>> START ITEMS

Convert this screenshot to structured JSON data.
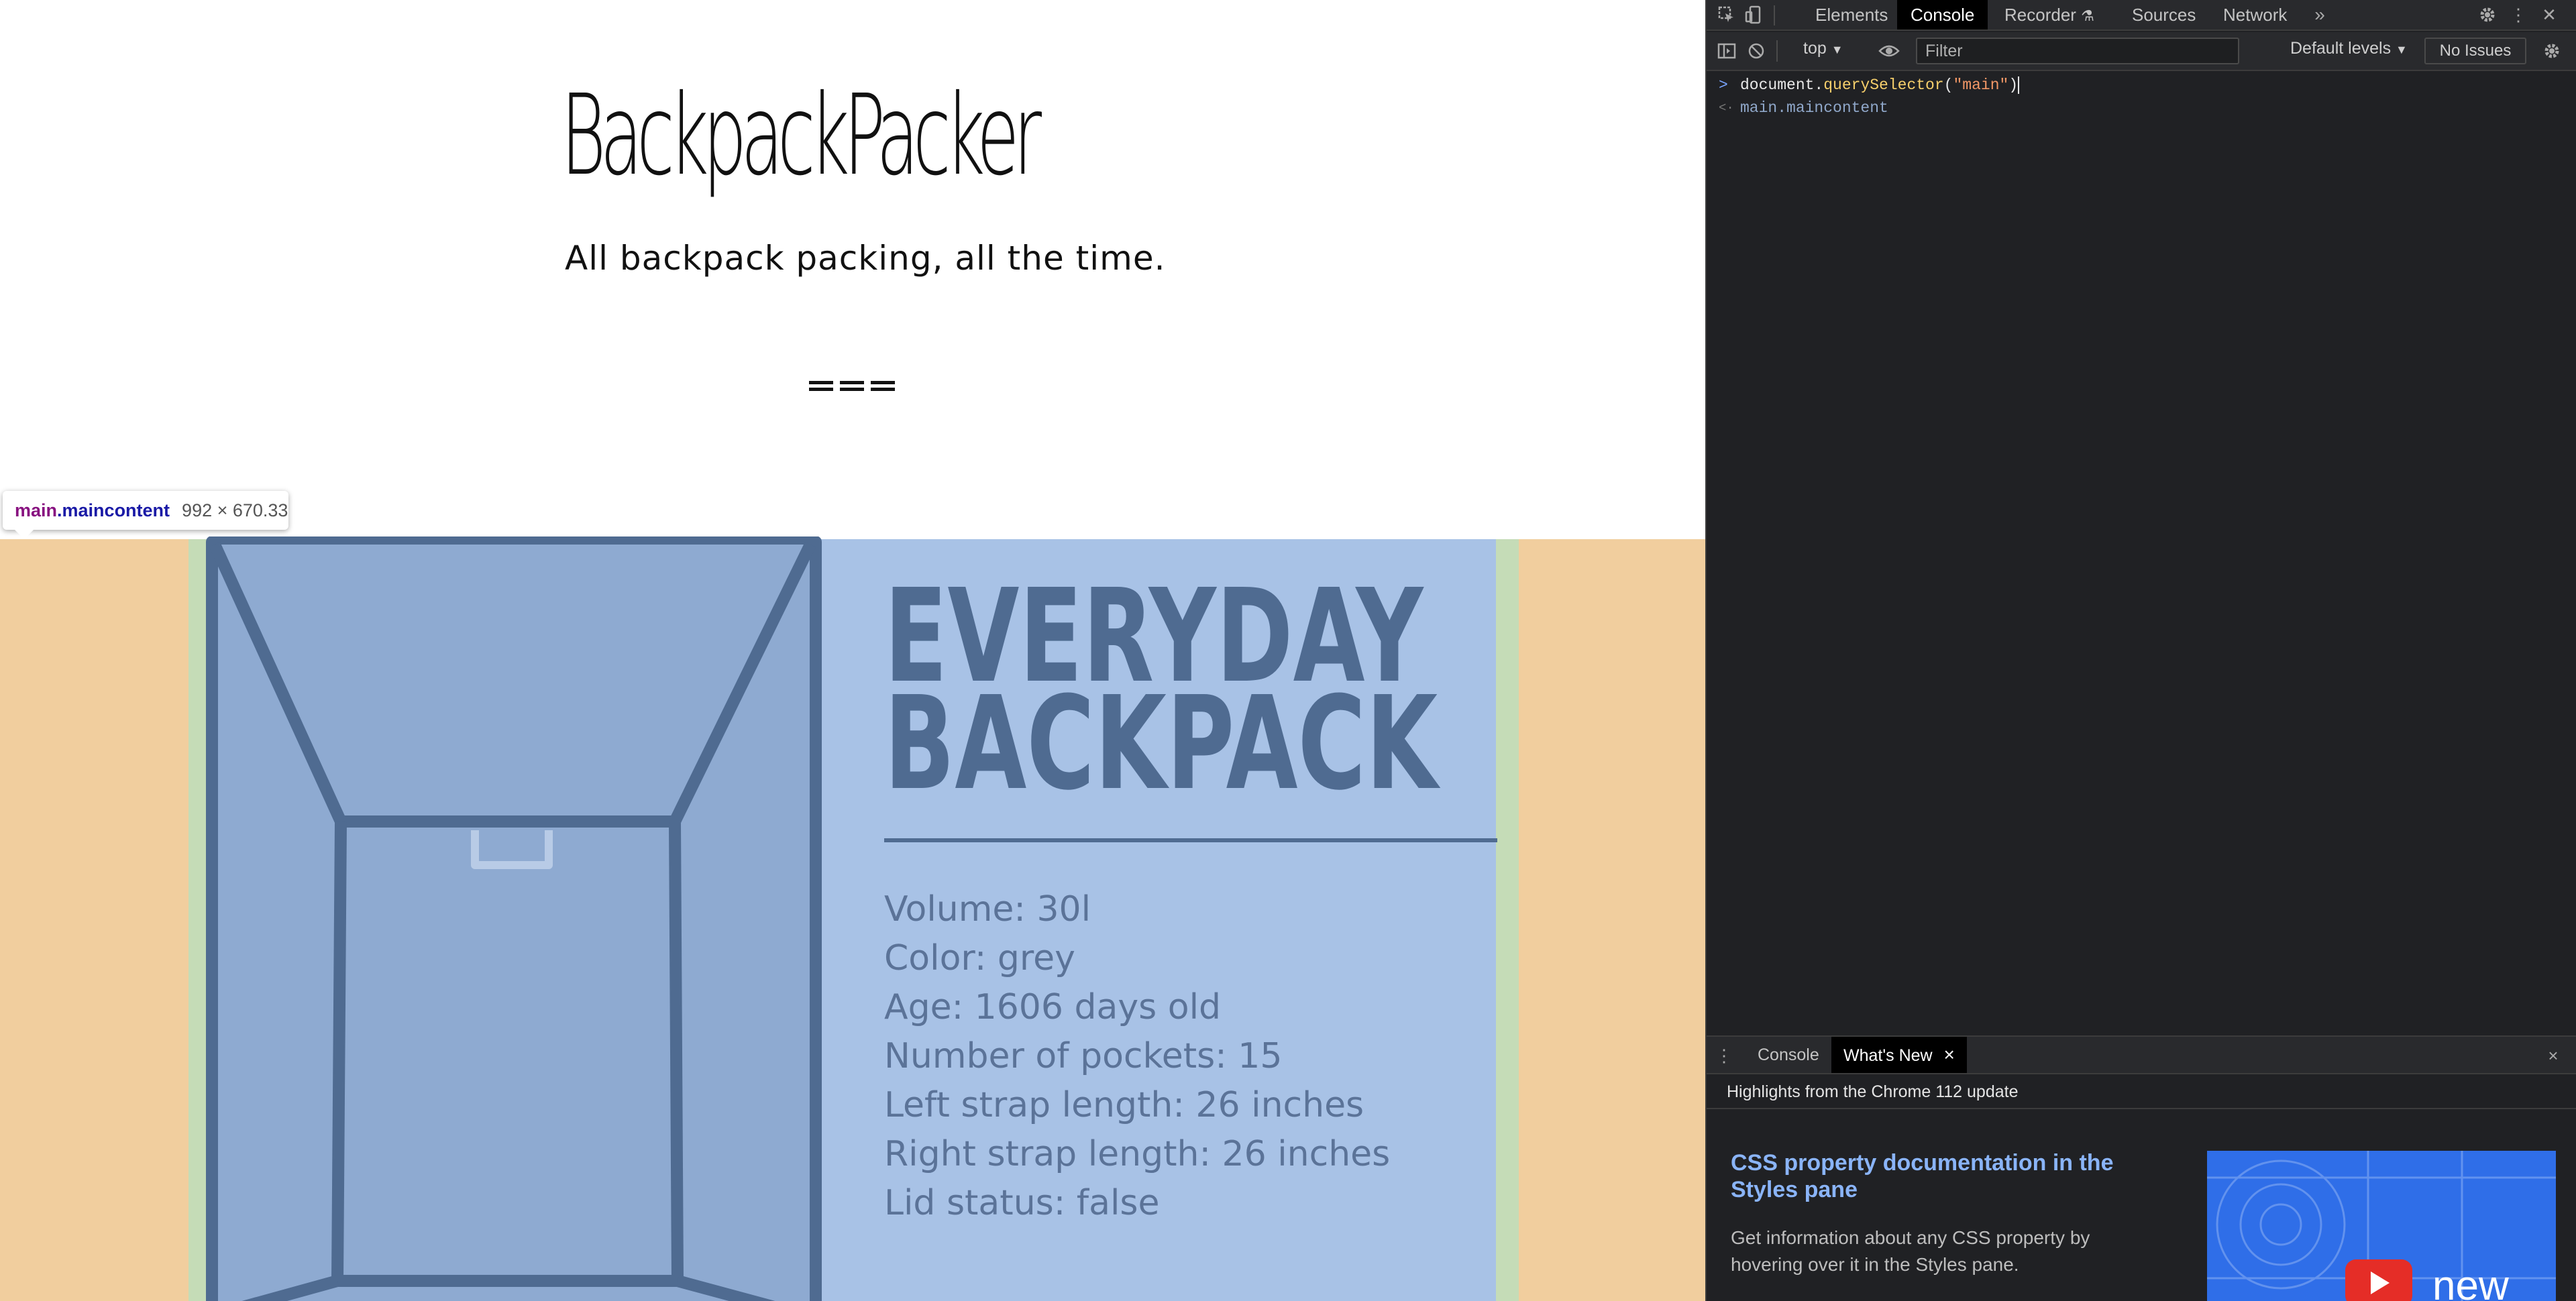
{
  "page": {
    "site_title": "BackpackPacker",
    "tagline": "All backpack packing, all the time.",
    "menu_icon": "hamburger-menu-icon"
  },
  "inspector_tooltip": {
    "tag": "main",
    "class": ".maincontent",
    "dimensions": "992 × 670.33"
  },
  "card": {
    "title": "EVERYDAY\nBACKPACK",
    "image_icon": "backpack-illustration",
    "specs": [
      "Volume: 30l",
      "Color: grey",
      "Age: 1606 days old",
      "Number of pockets: 15",
      "Left strap length: 26 inches",
      "Right strap length: 26 inches",
      "Lid status: false"
    ]
  },
  "devtools": {
    "tabs": [
      "Elements",
      "Console",
      "Recorder",
      "Sources",
      "Network"
    ],
    "active_tab": "Console",
    "more_tabs_icon": "chevron-double-right-icon",
    "toolbar": {
      "context": "top",
      "filter_placeholder": "Filter",
      "levels": "Default levels",
      "issues": "No Issues"
    },
    "console": {
      "input_prompt": ">",
      "result_prompt": "<·",
      "input_id": "document",
      "input_dot": ".",
      "input_fn": "querySelector",
      "input_open": "(",
      "input_str": "\"main\"",
      "input_close": ")",
      "result": "main.maincontent"
    },
    "drawer": {
      "tabs": [
        "Console",
        "What's New"
      ],
      "active_tab": "What's New",
      "close_tab": "×",
      "close_drawer": "×",
      "header": "Highlights from the Chrome 112 update",
      "card_title": "CSS property documentation in the Styles pane",
      "card_description": "Get information about any CSS property by hovering over it in the Styles pane.",
      "thumbnail_text": "new"
    }
  },
  "colors": {
    "highlight_padding": "#f1ce9e",
    "highlight_margin": "#c5dcb7",
    "card_bg": "#a8c2e6",
    "card_text": "#4f6b91",
    "devtools_bg": "#202124",
    "link_blue": "#8ab4f8"
  }
}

>> END ITEMS

● WHAT THIS TASK INVOLVES
Leave the images out and output the remaining material exactly as it stands.

● RESPONSE TO THE EXERCISE
Convert this screenshot to structured JSON data.
{
  "page": {
    "site_title": "BackpackPacker",
    "tagline": "All backpack packing, all the time.",
    "menu_icon": "hamburger-menu-icon"
  },
  "inspector_tooltip": {
    "tag": "main",
    "class": ".maincontent",
    "dimensions": "992 × 670.33"
  },
  "card": {
    "title": "EVERYDAY\nBACKPACK",
    "image_icon": "backpack-illustration",
    "specs": [
      "Volume: 30l",
      "Color: grey",
      "Age: 1606 days old",
      "Number of pockets: 15",
      "Left strap length: 26 inches",
      "Right strap length: 26 inches",
      "Lid status: false"
    ]
  },
  "devtools": {
    "tabs": [
      "Elements",
      "Console",
      "Recorder",
      "Sources",
      "Network"
    ],
    "active_tab": "Console",
    "more_tabs_icon": "chevron-double-right-icon",
    "toolbar": {
      "context": "top",
      "filter_placeholder": "Filter",
      "levels": "Default levels",
      "issues": "No Issues"
    },
    "console": {
      "input_prompt": ">",
      "result_prompt": "<·",
      "input_id": "document",
      "input_dot": ".",
      "input_fn": "querySelector",
      "input_open": "(",
      "input_str": "\"main\"",
      "input_close": ")",
      "result": "main.maincontent"
    },
    "drawer": {
      "tabs": [
        "Console",
        "What's New"
      ],
      "active_tab": "What's New",
      "close_tab": "×",
      "close_drawer": "×",
      "header": "Highlights from the Chrome 112 update",
      "card_title": "CSS property documentation in the Styles pane",
      "card_description": "Get information about any CSS property by hovering over it in the Styles pane.",
      "thumbnail_text": "new"
    }
  },
  "colors": {
    "highlight_padding": "#f1ce9e",
    "highlight_margin": "#c5dcb7",
    "card_bg": "#a8c2e6",
    "card_text": "#4f6b91",
    "devtools_bg": "#202124",
    "link_blue": "#8ab4f8"
  }
}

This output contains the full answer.